* Task to complete
Write out each line word for word. Drop pictures.

* Records shown
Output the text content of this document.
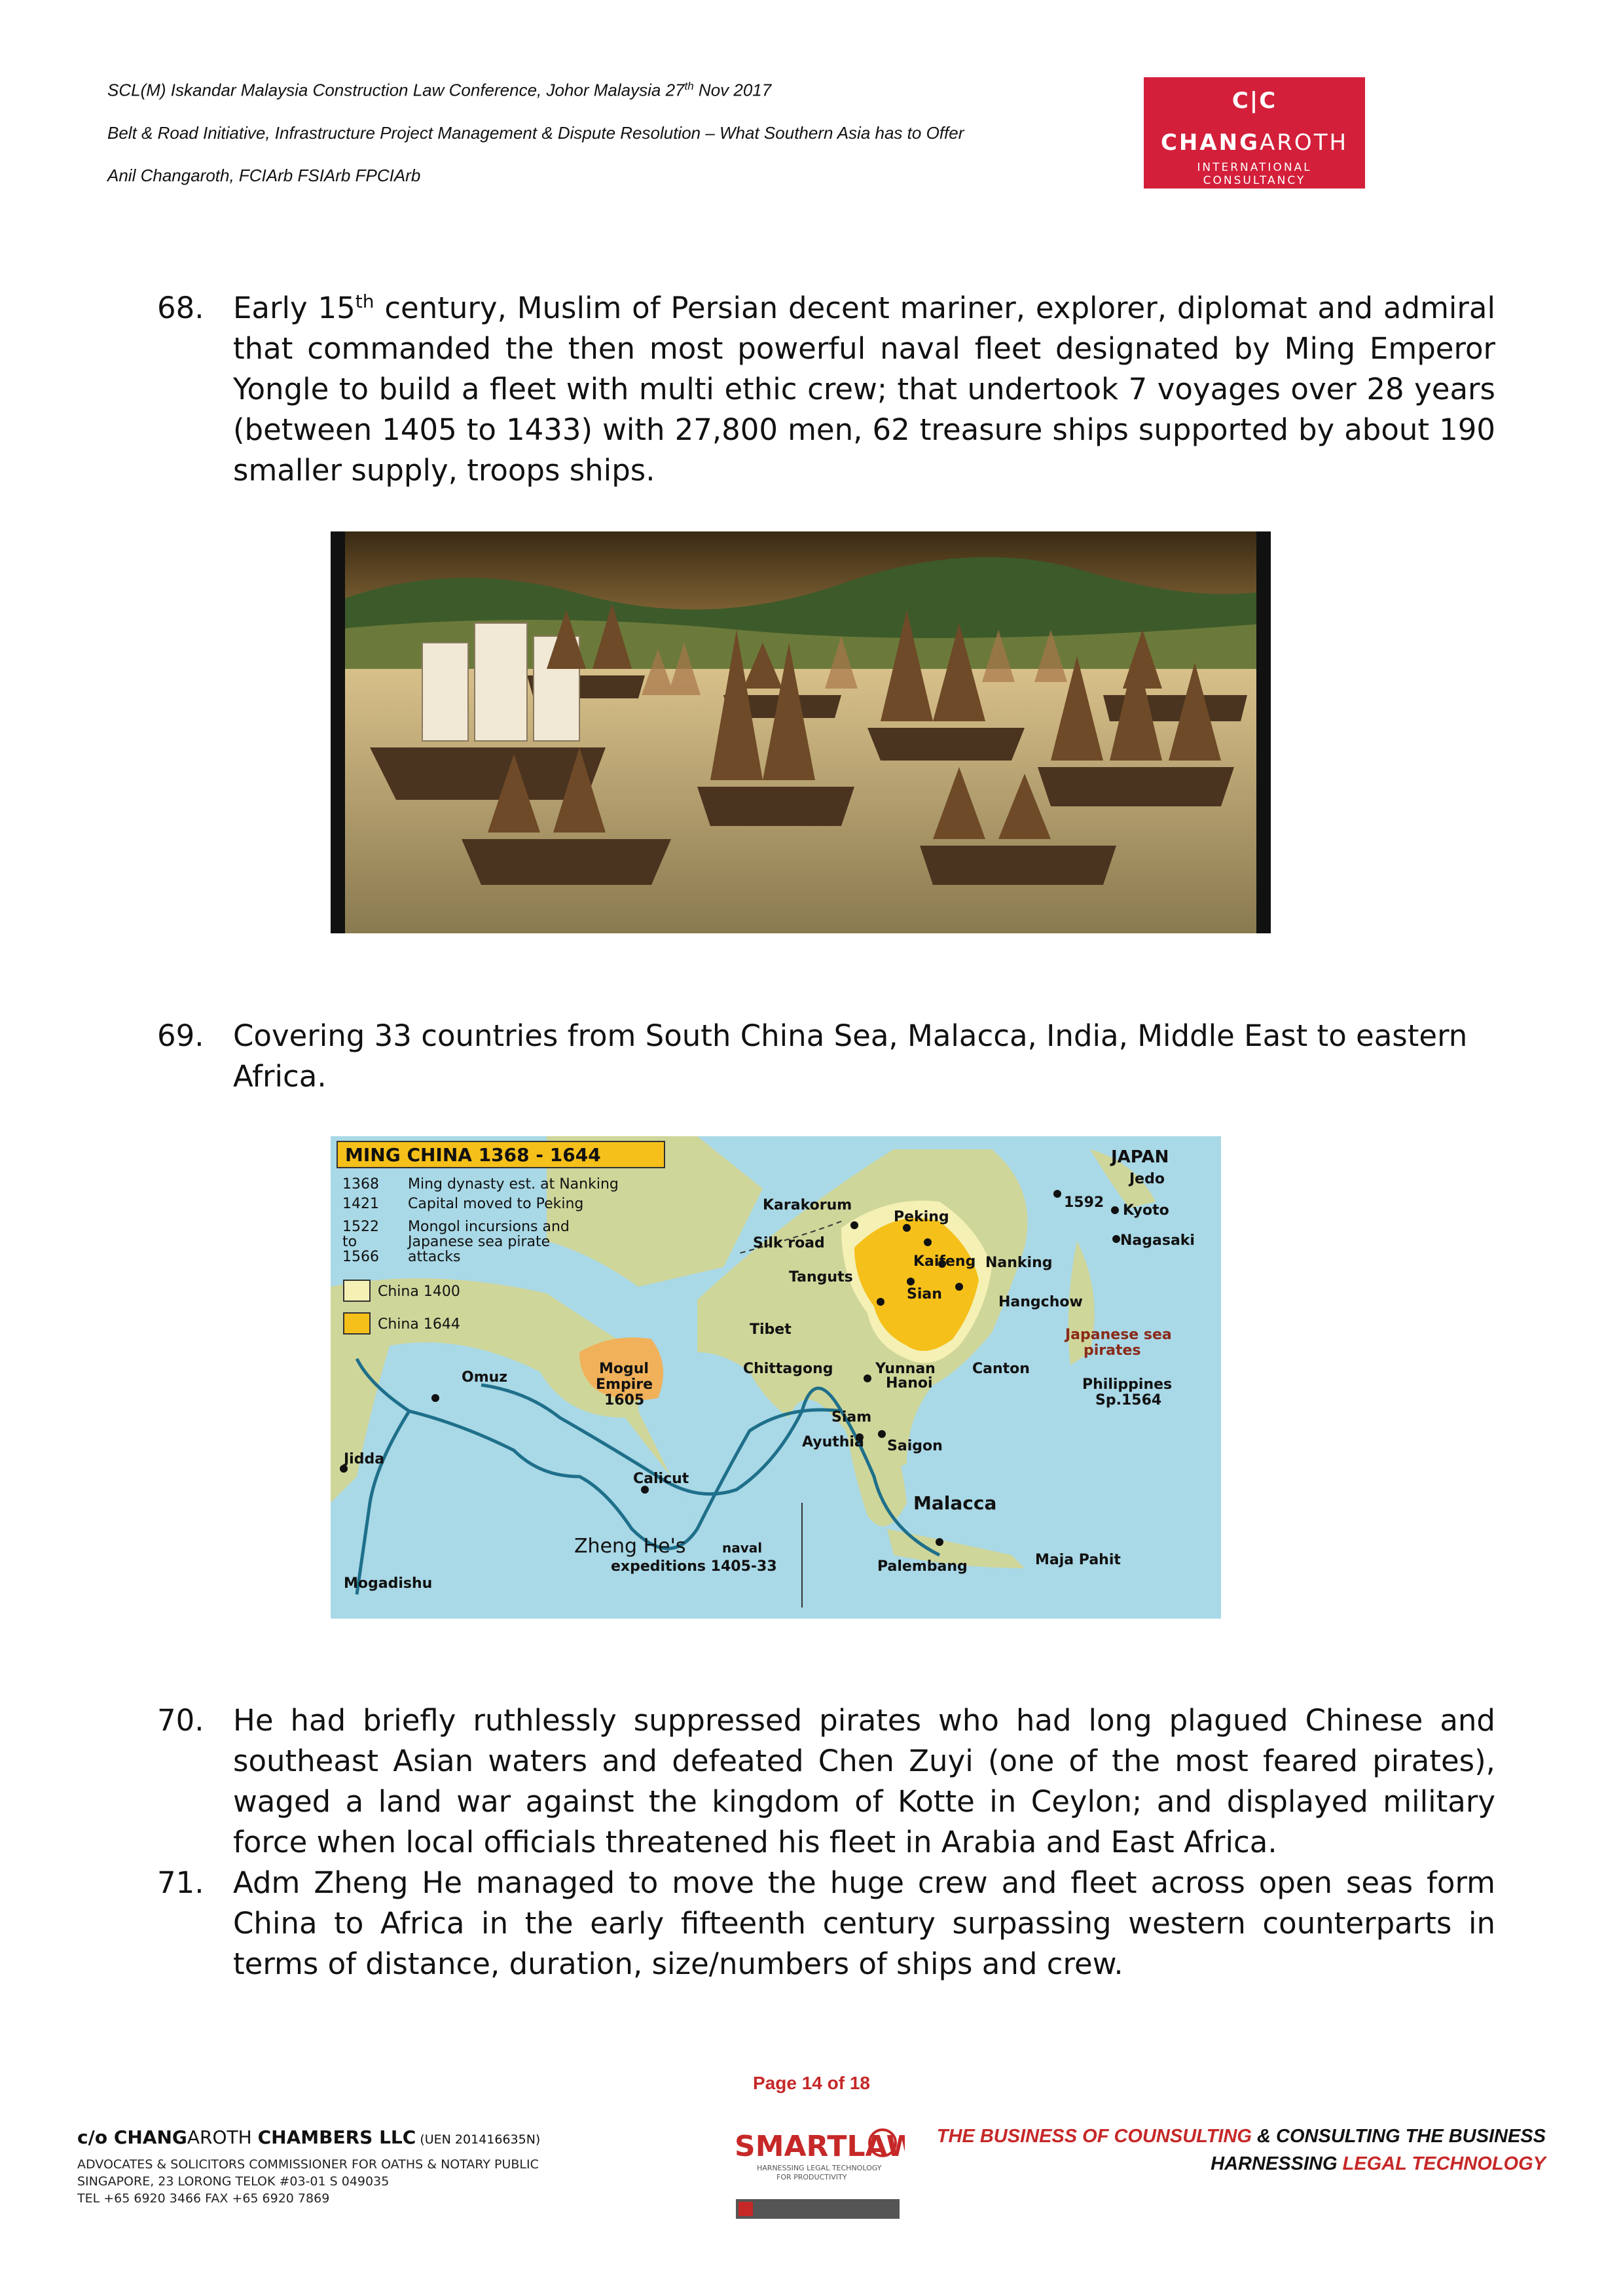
SCL(M) Iskandar Malaysia Construction Law Conference, Johor Malaysia 27th Nov 2017
Belt & Road Initiative, Infrastructure Project Management & Dispute Resolution – What Southern Asia has to Offer
Anil Changaroth, FCIArb FSIArb FPCIArb
C|C
CHANGAROTH
INTERNATIONAL CONSULTANCY
68. Early 15th century, Muslim of Persian decent mariner, explorer, diplomat and admiral that commanded the then most powerful naval fleet designated by Ming Emperor Yongle to build a fleet with multi ethic crew; that undertook 7 voyages over 28 years (between 1405 to 1433) with 27,800 men, 62 treasure ships supported by about 190 smaller supply, troops ships.
69. Covering 33 countries from South China Sea, Malacca, India, Middle East to eastern Africa.
MING CHINA 1368 - 1644
1368 Ming dynasty est. at Nanking
1421 Capital moved to Peking
1522 Mongol incursions and
to	Japanese sea pirate
1566 attacks
China 1400
China 1644
JAPAN
Jedo
Kyoto
1592
Nagasaki
Karakorum
Peking
Silk road
Kaifeng Nanking
Tanguts
Sian	Hangchow
Tibet	Japanese sea
pirates
Omuz
Mogul
Empire
1605
Chittagong	Yunnan	Canton
Hanoi	Philippines
Sp.1564
Siam
Jidda
Ayuthia Saigon
Calicut
Malacca
Zheng He's	naval
expeditions 1405-33	Palembang	Maja Pahit
Mogadishu
70. He had briefly ruthlessly suppressed pirates who had long plagued Chinese and southeast Asian waters and defeated Chen Zuyi (one of the most feared pirates), waged a land war against the kingdom of Kotte in Ceylon; and displayed military force when local officials threatened his fleet in Arabia and East Africa.
71. Adm Zheng He managed to move the huge crew and fleet across open seas form China to Africa in the early fifteenth century surpassing western counterparts in terms of distance, duration, size/numbers of ships and crew.
Page 14 of 18
c/o CHANGAROTH CHAMBERS LLC (UEN 201416635N)
ADVOCATES & SOLICITORS COMMISSIONER FOR OATHS & NOTARY PUBLIC
SINGAPORE, 23 LORONG TELOK #03-01 S 049035
TEL +65 6920 3466 FAX +65 6920 7869
SMARTLAW
HARNESSING LEGAL TECHNOLOGY
FOR PRODUCTIVITY
THE BUSINESS OF COUNSULTING & CONSULTING THE BUSINESS
HARNESSING LEGAL TECHNOLOGY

* Written answer
Output the text content of this document.
SCL(M) Iskandar Malaysia Construction Law Conference, Johor Malaysia 27th Nov 2017
Belt & Road Initiative, Infrastructure Project Management & Dispute Resolution – What Southern Asia has to Offer
Anil Changaroth, FCIArb FSIArb FPCIArb
C|C
CHANGAROTH
INTERNATIONAL CONSULTANCY
68. Early 15th century, Muslim of Persian decent mariner, explorer, diplomat and admiral that commanded the then most powerful naval fleet designated by Ming Emperor Yongle to build a fleet with multi ethic crew; that undertook 7 voyages over 28 years (between 1405 to 1433) with 27,800 men, 62 treasure ships supported by about 190 smaller supply, troops ships.
69. Covering 33 countries from South China Sea, Malacca, India, Middle East to eastern Africa.
MING CHINA 1368 - 1644
1368 Ming dynasty est. at Nanking
1421 Capital moved to Peking
1522 Mongol incursions and
to	Japanese sea pirate
1566 attacks
China 1400
China 1644
JAPAN
Jedo
Kyoto
1592
Nagasaki
Karakorum
Peking
Silk road
Kaifeng Nanking
Tanguts
Sian	Hangchow
Tibet	Japanese sea
pirates
Omuz
Mogul
Empire
1605
Chittagong	Yunnan	Canton
Hanoi	Philippines
Sp.1564
Siam
Jidda
Ayuthia Saigon
Calicut
Malacca
Zheng He's	naval
expeditions 1405-33	Palembang	Maja Pahit
Mogadishu
70. He had briefly ruthlessly suppressed pirates who had long plagued Chinese and southeast Asian waters and defeated Chen Zuyi (one of the most feared pirates), waged a land war against the kingdom of Kotte in Ceylon; and displayed military force when local officials threatened his fleet in Arabia and East Africa.
71. Adm Zheng He managed to move the huge crew and fleet across open seas form China to Africa in the early fifteenth century surpassing western counterparts in terms of distance, duration, size/numbers of ships and crew.
Page 14 of 18
c/o CHANGAROTH CHAMBERS LLC (UEN 201416635N)
ADVOCATES & SOLICITORS COMMISSIONER FOR OATHS & NOTARY PUBLIC
SINGAPORE, 23 LORONG TELOK #03-01 S 049035
TEL +65 6920 3466 FAX +65 6920 7869
SMARTLAW
HARNESSING LEGAL TECHNOLOGY
FOR PRODUCTIVITY
THE BUSINESS OF COUNSULTING & CONSULTING THE BUSINESS
HARNESSING LEGAL TECHNOLOGY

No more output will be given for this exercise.